WHAT YOU ARE ASKED TO DO: Reproduce every line of the records below verbatim, omitting the pictures.
═══
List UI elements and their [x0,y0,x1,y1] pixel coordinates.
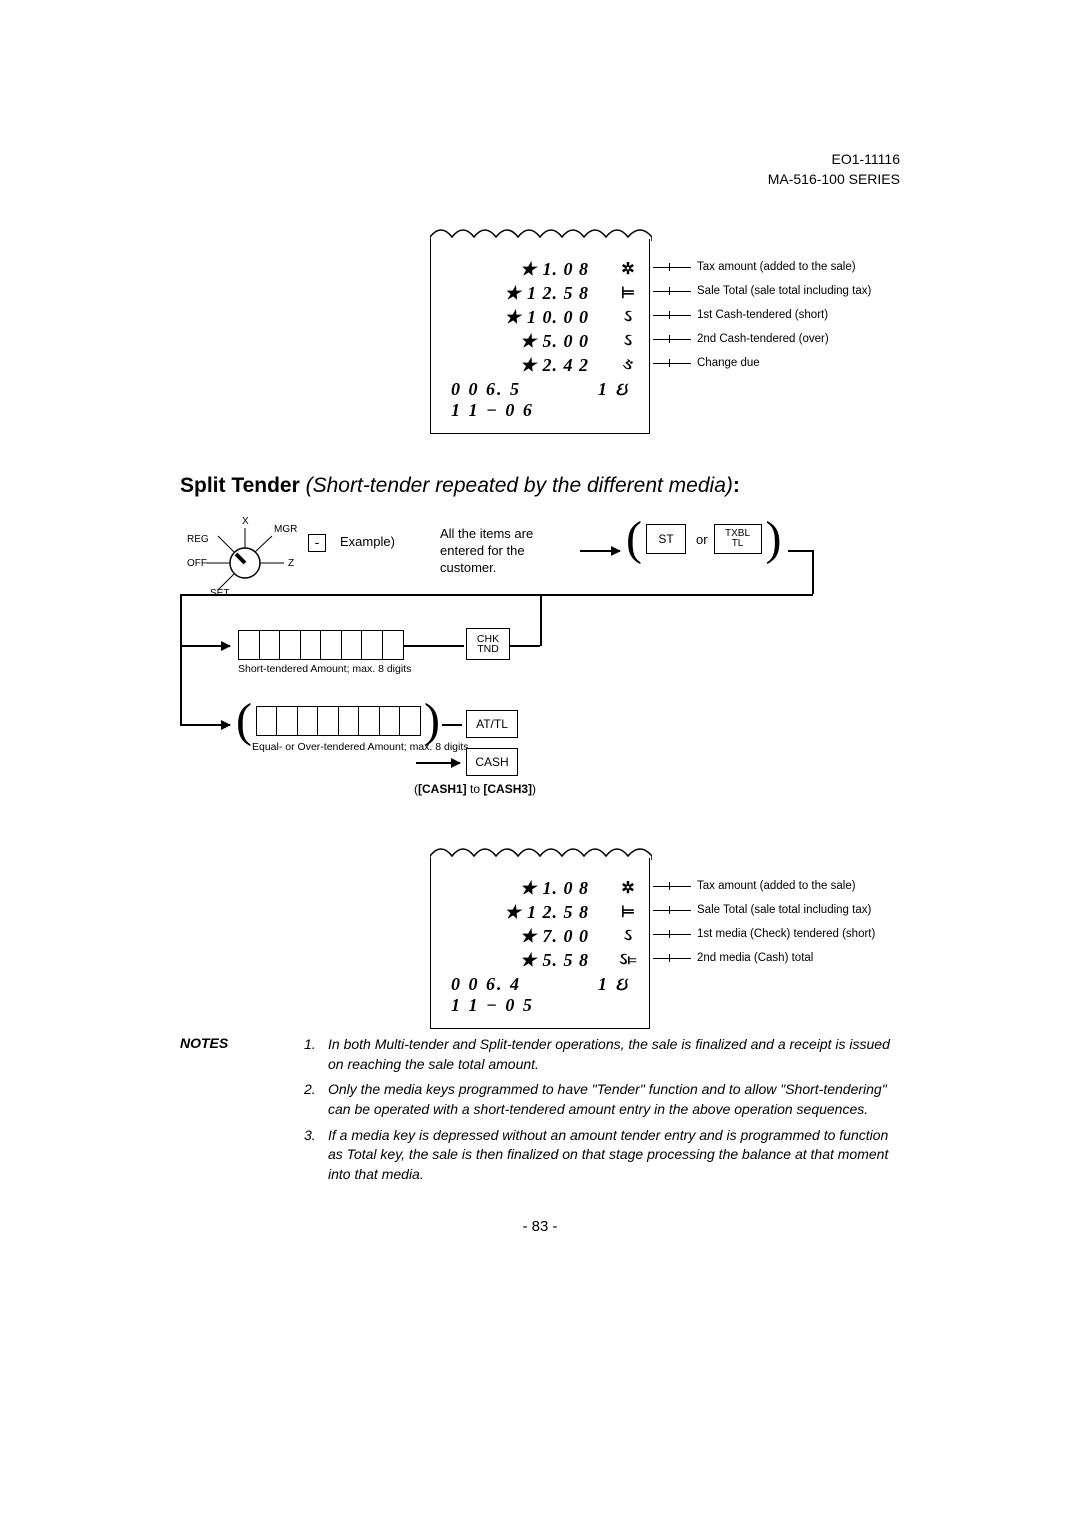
receipt-value: ★ 1. 0 8 [441,878,617,899]
receipt-value: ★ 1 2. 5 8 [441,283,617,304]
flow-diagram: X MGR REG OFF SET Z - Example) All the i… [180,510,900,850]
receipt-line: ★ 1. 0 8 ✲ Tax amount (added to the sale… [441,876,639,900]
over-note: Equal- or Over-tendered Amount; max. 8 d… [252,741,469,753]
chk-tnd-key: CHK TND [466,628,510,660]
section-title: Split Tender (Short-tender repeated by t… [180,474,900,498]
counter: 0 0 6. 4 [451,974,521,995]
receipt-symbol: ✲ [617,259,639,279]
doc-series: MA-516-100 SERIES [180,170,900,190]
knob-off: OFF [187,558,207,569]
receipt-value: ★ 2. 4 2 [441,355,617,376]
title-colon: : [733,474,740,497]
short-amount-digits [238,630,402,665]
receipt-line: ★ 1. 0 8 ✲ Tax amount (added to the sale… [441,257,639,281]
knob-x: X [242,516,249,527]
paren-open: ( [626,524,642,554]
arrow [416,762,460,764]
title-italic: (Short-tender repeated by the different … [300,474,733,497]
receipt-symbol: ✲ [617,878,639,898]
receipt-body: ★ 1. 0 8 ✲ Tax amount (added to the sale… [430,858,650,1029]
mode-indicator: 1 ઇ [598,379,629,400]
cash-key: CASH [466,748,518,776]
short-note: Short-tendered Amount; max. 8 digits [238,663,411,675]
receipt-value: ★ 1. 0 8 [441,259,617,280]
st-group: ( ST or TXBL TL ) [626,524,782,554]
receipt-symbol: ⊨ [617,283,639,303]
receipt-line: ★ 1 2. 5 8 ⊨ Sale Total (sale total incl… [441,281,639,305]
receipt-annotation: Tax amount (added to the sale) [653,880,856,892]
title-bold: Split Tender [180,474,300,497]
over-amount-group: ( ) [236,706,440,736]
doc-number: EO1-11116 [180,150,900,170]
receipt-symbol: ⊨ [617,902,639,922]
receipt-annotation: Change due [653,357,760,369]
mode-knob: X MGR REG OFF SET Z [190,518,300,623]
arrow [222,724,230,726]
receipt-annotation: Tax amount (added to the sale) [653,261,856,273]
example-label: Example) [340,534,395,549]
note-item: In both Multi-tender and Split-tender op… [304,1035,900,1074]
knob-z: Z [288,558,294,569]
receipt-torn-edge [430,844,652,860]
page-content: EO1-11116 MA-516-100 SERIES ★ 1. 0 8 ✲ T… [0,0,1080,1235]
items-text: All the items are entered for the custom… [440,526,580,577]
receipt-footer: 0 0 6. 5 1 ઇ 1 1 − 0 6 [441,379,639,421]
receipt-value: ★ 1 2. 5 8 [441,902,617,923]
page-number: - 83 - [180,1218,900,1235]
date: 1 1 − 0 5 [441,995,639,1016]
receipt-symbol: ઽ [617,332,639,350]
receipt-line: ★ 7. 0 0 ઽ 1st media (Check) tendered (s… [441,924,639,948]
st-key: ST [646,524,686,554]
notes-section: NOTES In both Multi-tender and Split-ten… [180,1035,900,1190]
receipt-annotation: 1st media (Check) tendered (short) [653,928,875,940]
note-item: Only the media keys programmed to have "… [304,1080,900,1119]
notes-label: NOTES [180,1035,304,1190]
receipt-torn-edge [430,225,652,241]
counter: 0 0 6. 5 [451,379,521,400]
receipt-annotation: 1st Cash-tendered (short) [653,309,828,321]
mode-indicator: 1 ઇ [598,974,629,995]
minus-key: - [308,534,326,552]
cash-range: ([CASH1] to [CASH3]) [414,782,536,796]
arrow [580,550,620,552]
paren-close: ) [424,706,440,736]
receipt-1: ★ 1. 0 8 ✲ Tax amount (added to the sale… [180,239,900,434]
date: 1 1 − 0 6 [441,400,639,421]
receipt-line: ★ 5. 5 8 ઽ⊨ 2nd media (Cash) total [441,948,639,972]
txbl-key: TXBL TL [714,524,762,554]
knob-mgr: MGR [274,524,297,535]
receipt-value: ★ 5. 0 0 [441,331,617,352]
receipt-value: ★ 1 0. 0 0 [441,307,617,328]
note-item: If a media key is depressed without an a… [304,1126,900,1185]
knob-reg: REG [187,534,209,545]
receipt-line: ★ 1 2. 5 8 ⊨ Sale Total (sale total incl… [441,900,639,924]
receipt-annotation: 2nd media (Cash) total [653,952,813,964]
receipt-symbol: ઙ [617,356,639,374]
receipt-annotation: Sale Total (sale total including tax) [653,285,871,297]
receipt-line: ★ 5. 0 0 ઽ 2nd Cash-tendered (over) [441,329,639,353]
receipt-body: ★ 1. 0 8 ✲ Tax amount (added to the sale… [430,239,650,434]
notes-list: In both Multi-tender and Split-tender op… [304,1035,900,1190]
receipt-2: ★ 1. 0 8 ✲ Tax amount (added to the sale… [180,858,900,1029]
or-text: or [696,532,708,547]
receipt-symbol: ઽ [617,927,639,945]
attl-key: AT/TL [466,710,518,738]
receipt-line: ★ 1 0. 0 0 ઽ 1st Cash-tendered (short) [441,305,639,329]
receipt-value: ★ 7. 0 0 [441,926,617,947]
receipt-annotation: Sale Total (sale total including tax) [653,904,871,916]
receipt-annotation: 2nd Cash-tendered (over) [653,333,829,345]
receipt-symbol: ઽ⊨ [617,951,639,969]
receipt-line: ★ 2. 4 2 ઙ Change due [441,353,639,377]
receipt-symbol: ઽ [617,308,639,326]
paren-open: ( [236,706,252,736]
receipt-value: ★ 5. 5 8 [441,950,617,971]
paren-close: ) [766,524,782,554]
doc-header: EO1-11116 MA-516-100 SERIES [180,150,900,189]
arrow [222,645,230,647]
receipt-footer: 0 0 6. 4 1 ઇ 1 1 − 0 5 [441,974,639,1016]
═══
FULL SOLUTION:
List UI elements and their [x0,y0,x1,y1] pixel coordinates.
receipt-value: ★ 1. 0 8 [441,878,617,899]
receipt-value: ★ 1 2. 5 8 [441,283,617,304]
flow-diagram: X MGR REG OFF SET Z - Example) All the i… [180,510,900,850]
receipt-line: ★ 1. 0 8 ✲ Tax amount (added to the sale… [441,876,639,900]
over-note: Equal- or Over-tendered Amount; max. 8 d… [252,741,469,753]
chk-tnd-key: CHK TND [466,628,510,660]
section-title: Split Tender (Short-tender repeated by t… [180,474,900,498]
counter: 0 0 6. 4 [451,974,521,995]
receipt-symbol: ✲ [617,259,639,279]
doc-series: MA-516-100 SERIES [180,170,900,190]
knob-off: OFF [187,558,207,569]
receipt-value: ★ 2. 4 2 [441,355,617,376]
title-colon: : [733,474,740,497]
short-amount-digits [238,630,402,665]
receipt-line: ★ 1. 0 8 ✲ Tax amount (added to the sale… [441,257,639,281]
knob-x: X [242,516,249,527]
paren-open: ( [626,524,642,554]
arrow [416,762,460,764]
title-italic: (Short-tender repeated by the different … [300,474,733,497]
receipt-symbol: ✲ [617,878,639,898]
receipt-body: ★ 1. 0 8 ✲ Tax amount (added to the sale… [430,858,650,1029]
mode-indicator: 1 ઇ [598,379,629,400]
cash-key: CASH [466,748,518,776]
short-note: Short-tendered Amount; max. 8 digits [238,663,411,675]
receipt-value: ★ 1. 0 8 [441,259,617,280]
st-group: ( ST or TXBL TL ) [626,524,782,554]
receipt-symbol: ⊨ [617,283,639,303]
receipt-line: ★ 1 2. 5 8 ⊨ Sale Total (sale total incl… [441,281,639,305]
receipt-annotation: Tax amount (added to the sale) [653,880,856,892]
title-bold: Split Tender [180,474,300,497]
over-amount-group: ( ) [236,706,440,736]
doc-number: EO1-11116 [180,150,900,170]
receipt-symbol: ⊨ [617,902,639,922]
receipt-annotation: Change due [653,357,760,369]
mode-knob: X MGR REG OFF SET Z [190,518,300,623]
arrow [222,724,230,726]
receipt-annotation: Tax amount (added to the sale) [653,261,856,273]
example-label: Example) [340,534,395,549]
note-item: In both Multi-tender and Split-tender op… [304,1035,900,1074]
knob-z: Z [288,558,294,569]
receipt-torn-edge [430,844,652,860]
page-content: EO1-11116 MA-516-100 SERIES ★ 1. 0 8 ✲ T… [0,0,1080,1235]
items-text: All the items are entered for the custom… [440,526,580,577]
receipt-footer: 0 0 6. 5 1 ઇ 1 1 − 0 6 [441,379,639,421]
receipt-value: ★ 1 2. 5 8 [441,902,617,923]
page-number: - 83 - [180,1218,900,1235]
date: 1 1 − 0 5 [441,995,639,1016]
receipt-symbol: ઽ [617,332,639,350]
receipt-line: ★ 7. 0 0 ઽ 1st media (Check) tendered (s… [441,924,639,948]
st-key: ST [646,524,686,554]
notes-section: NOTES In both Multi-tender and Split-ten… [180,1035,900,1190]
receipt-annotation: 1st media (Check) tendered (short) [653,928,875,940]
note-item: Only the media keys programmed to have "… [304,1080,900,1119]
notes-label: NOTES [180,1035,304,1190]
receipt-torn-edge [430,225,652,241]
counter: 0 0 6. 5 [451,379,521,400]
receipt-annotation: 1st Cash-tendered (short) [653,309,828,321]
mode-indicator: 1 ઇ [598,974,629,995]
minus-key: - [308,534,326,552]
cash-range: ([CASH1] to [CASH3]) [414,782,536,796]
arrow [580,550,620,552]
paren-close: ) [424,706,440,736]
receipt-1: ★ 1. 0 8 ✲ Tax amount (added to the sale… [180,239,900,434]
date: 1 1 − 0 6 [441,400,639,421]
receipt-line: ★ 5. 5 8 ઽ⊨ 2nd media (Cash) total [441,948,639,972]
txbl-key: TXBL TL [714,524,762,554]
knob-mgr: MGR [274,524,297,535]
receipt-value: ★ 5. 0 0 [441,331,617,352]
receipt-value: ★ 1 0. 0 0 [441,307,617,328]
note-item: If a media key is depressed without an a… [304,1126,900,1185]
knob-reg: REG [187,534,209,545]
receipt-line: ★ 1 2. 5 8 ⊨ Sale Total (sale total incl… [441,900,639,924]
receipt-annotation: 2nd media (Cash) total [653,952,813,964]
receipt-symbol: ઙ [617,356,639,374]
receipt-annotation: Sale Total (sale total including tax) [653,285,871,297]
receipt-line: ★ 5. 0 0 ઽ 2nd Cash-tendered (over) [441,329,639,353]
receipt-body: ★ 1. 0 8 ✲ Tax amount (added to the sale… [430,239,650,434]
notes-list: In both Multi-tender and Split-tender op… [304,1035,900,1190]
receipt-2: ★ 1. 0 8 ✲ Tax amount (added to the sale… [180,858,900,1029]
or-text: or [696,532,708,547]
receipt-symbol: ઽ [617,927,639,945]
attl-key: AT/TL [466,710,518,738]
receipt-line: ★ 1 0. 0 0 ઽ 1st Cash-tendered (short) [441,305,639,329]
receipt-value: ★ 7. 0 0 [441,926,617,947]
receipt-annotation: Sale Total (sale total including tax) [653,904,871,916]
receipt-annotation: 2nd Cash-tendered (over) [653,333,829,345]
receipt-symbol: ઽ⊨ [617,951,639,969]
receipt-line: ★ 2. 4 2 ઙ Change due [441,353,639,377]
receipt-symbol: ઽ [617,308,639,326]
paren-open: ( [236,706,252,736]
receipt-value: ★ 5. 5 8 [441,950,617,971]
paren-close: ) [766,524,782,554]
doc-header: EO1-11116 MA-516-100 SERIES [180,150,900,189]
arrow [222,645,230,647]
receipt-footer: 0 0 6. 4 1 ઇ 1 1 − 0 5 [441,974,639,1016]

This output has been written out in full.